(Goal): Every record here should be printed again exactly.

(Source records):
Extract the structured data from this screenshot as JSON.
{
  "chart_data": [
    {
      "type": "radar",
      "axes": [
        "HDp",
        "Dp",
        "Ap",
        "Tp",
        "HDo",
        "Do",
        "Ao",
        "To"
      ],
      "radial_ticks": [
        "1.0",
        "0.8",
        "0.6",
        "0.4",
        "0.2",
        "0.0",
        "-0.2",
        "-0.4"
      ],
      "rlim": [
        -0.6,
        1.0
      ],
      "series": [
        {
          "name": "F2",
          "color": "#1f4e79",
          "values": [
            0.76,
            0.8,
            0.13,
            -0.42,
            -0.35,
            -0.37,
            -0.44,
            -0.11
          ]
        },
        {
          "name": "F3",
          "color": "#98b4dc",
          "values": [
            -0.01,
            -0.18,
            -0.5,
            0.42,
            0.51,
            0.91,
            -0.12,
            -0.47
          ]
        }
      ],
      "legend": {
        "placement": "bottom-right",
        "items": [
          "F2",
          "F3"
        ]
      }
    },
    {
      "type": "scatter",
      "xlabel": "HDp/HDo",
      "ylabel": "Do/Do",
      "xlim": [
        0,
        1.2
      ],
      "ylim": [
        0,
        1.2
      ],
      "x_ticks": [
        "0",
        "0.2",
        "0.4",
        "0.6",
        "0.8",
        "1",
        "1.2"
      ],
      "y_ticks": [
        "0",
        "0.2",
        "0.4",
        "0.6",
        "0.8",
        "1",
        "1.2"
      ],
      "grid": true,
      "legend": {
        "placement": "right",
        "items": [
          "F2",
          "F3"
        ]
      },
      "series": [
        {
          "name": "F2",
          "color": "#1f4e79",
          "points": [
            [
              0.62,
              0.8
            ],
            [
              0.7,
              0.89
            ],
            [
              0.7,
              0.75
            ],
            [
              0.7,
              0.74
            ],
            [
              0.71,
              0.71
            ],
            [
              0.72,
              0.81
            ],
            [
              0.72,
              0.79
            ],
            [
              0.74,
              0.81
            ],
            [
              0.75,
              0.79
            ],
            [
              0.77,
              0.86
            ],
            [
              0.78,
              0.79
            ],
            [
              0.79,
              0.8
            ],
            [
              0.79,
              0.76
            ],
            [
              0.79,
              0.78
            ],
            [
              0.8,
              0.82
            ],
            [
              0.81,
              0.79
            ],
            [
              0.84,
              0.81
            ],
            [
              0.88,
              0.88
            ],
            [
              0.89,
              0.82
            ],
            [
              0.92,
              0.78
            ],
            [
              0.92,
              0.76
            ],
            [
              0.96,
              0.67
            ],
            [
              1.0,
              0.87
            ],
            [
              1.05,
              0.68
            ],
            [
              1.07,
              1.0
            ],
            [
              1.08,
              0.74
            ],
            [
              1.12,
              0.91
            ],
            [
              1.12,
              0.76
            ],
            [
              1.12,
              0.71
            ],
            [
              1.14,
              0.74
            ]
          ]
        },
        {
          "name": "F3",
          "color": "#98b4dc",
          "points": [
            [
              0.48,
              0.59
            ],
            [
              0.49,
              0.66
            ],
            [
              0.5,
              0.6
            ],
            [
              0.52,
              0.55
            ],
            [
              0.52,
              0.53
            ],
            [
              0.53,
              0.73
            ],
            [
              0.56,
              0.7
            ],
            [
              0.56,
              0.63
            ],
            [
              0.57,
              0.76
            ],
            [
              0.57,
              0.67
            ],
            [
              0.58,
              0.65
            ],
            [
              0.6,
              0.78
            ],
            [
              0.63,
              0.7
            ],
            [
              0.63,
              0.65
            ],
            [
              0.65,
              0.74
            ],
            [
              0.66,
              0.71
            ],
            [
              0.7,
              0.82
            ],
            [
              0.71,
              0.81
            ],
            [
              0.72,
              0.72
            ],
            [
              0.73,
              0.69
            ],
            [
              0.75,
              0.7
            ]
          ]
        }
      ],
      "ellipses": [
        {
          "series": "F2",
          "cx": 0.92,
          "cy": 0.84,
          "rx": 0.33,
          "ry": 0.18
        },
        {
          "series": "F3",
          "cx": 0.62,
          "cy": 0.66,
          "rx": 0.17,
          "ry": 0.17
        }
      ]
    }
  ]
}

(The result):
Extract the structured data from this screenshot as JSON.
{
  "chart_data": [
    {
      "type": "radar",
      "axes": [
        "HDp",
        "Dp",
        "Ap",
        "Tp",
        "HDo",
        "Do",
        "Ao",
        "To"
      ],
      "radial_ticks": [
        "1.0",
        "0.8",
        "0.6",
        "0.4",
        "0.2",
        "0.0",
        "-0.2",
        "-0.4"
      ],
      "rlim": [
        -0.6,
        1.0
      ],
      "series": [
        {
          "name": "F2",
          "color": "#1f4e79",
          "values": [
            0.76,
            0.8,
            0.13,
            -0.42,
            -0.35,
            -0.37,
            -0.44,
            -0.11
          ]
        },
        {
          "name": "F3",
          "color": "#98b4dc",
          "values": [
            -0.01,
            -0.18,
            -0.5,
            0.42,
            0.51,
            0.91,
            -0.12,
            -0.47
          ]
        }
      ],
      "legend": {
        "placement": "bottom-right",
        "items": [
          "F2",
          "F3"
        ]
      }
    },
    {
      "type": "scatter",
      "xlabel": "HDp/HDo",
      "ylabel": "Do/Do",
      "xlim": [
        0,
        1.2
      ],
      "ylim": [
        0,
        1.2
      ],
      "x_ticks": [
        "0",
        "0.2",
        "0.4",
        "0.6",
        "0.8",
        "1",
        "1.2"
      ],
      "y_ticks": [
        "0",
        "0.2",
        "0.4",
        "0.6",
        "0.8",
        "1",
        "1.2"
      ],
      "grid": true,
      "legend": {
        "placement": "right",
        "items": [
          "F2",
          "F3"
        ]
      },
      "series": [
        {
          "name": "F2",
          "color": "#1f4e79",
          "points": [
            [
              0.62,
              0.8
            ],
            [
              0.7,
              0.89
            ],
            [
              0.7,
              0.75
            ],
            [
              0.7,
              0.74
            ],
            [
              0.71,
              0.71
            ],
            [
              0.72,
              0.81
            ],
            [
              0.72,
              0.79
            ],
            [
              0.74,
              0.81
            ],
            [
              0.75,
              0.79
            ],
            [
              0.77,
              0.86
            ],
            [
              0.78,
              0.79
            ],
            [
              0.79,
              0.8
            ],
            [
              0.79,
              0.76
            ],
            [
              0.79,
              0.78
            ],
            [
              0.8,
              0.82
            ],
            [
              0.81,
              0.79
            ],
            [
              0.84,
              0.81
            ],
            [
              0.88,
              0.88
            ],
            [
              0.89,
              0.82
            ],
            [
              0.92,
              0.78
            ],
            [
              0.92,
              0.76
            ],
            [
              0.96,
              0.67
            ],
            [
              1.0,
              0.87
            ],
            [
              1.05,
              0.68
            ],
            [
              1.07,
              1.0
            ],
            [
              1.08,
              0.74
            ],
            [
              1.12,
              0.91
            ],
            [
              1.12,
              0.76
            ],
            [
              1.12,
              0.71
            ],
            [
              1.14,
              0.74
            ]
          ]
        },
        {
          "name": "F3",
          "color": "#98b4dc",
          "points": [
            [
              0.48,
              0.59
            ],
            [
              0.49,
              0.66
            ],
            [
              0.5,
              0.6
            ],
            [
              0.52,
              0.55
            ],
            [
              0.52,
              0.53
            ],
            [
              0.53,
              0.73
            ],
            [
              0.56,
              0.7
            ],
            [
              0.56,
              0.63
            ],
            [
              0.57,
              0.76
            ],
            [
              0.57,
              0.67
            ],
            [
              0.58,
              0.65
            ],
            [
              0.6,
              0.78
            ],
            [
              0.63,
              0.7
            ],
            [
              0.63,
              0.65
            ],
            [
              0.65,
              0.74
            ],
            [
              0.66,
              0.71
            ],
            [
              0.7,
              0.82
            ],
            [
              0.71,
              0.81
            ],
            [
              0.72,
              0.72
            ],
            [
              0.73,
              0.69
            ],
            [
              0.75,
              0.7
            ]
          ]
        }
      ],
      "ellipses": [
        {
          "series": "F2",
          "cx": 0.92,
          "cy": 0.84,
          "rx": 0.33,
          "ry": 0.18
        },
        {
          "series": "F3",
          "cx": 0.62,
          "cy": 0.66,
          "rx": 0.17,
          "ry": 0.17
        }
      ]
    }
  ]
}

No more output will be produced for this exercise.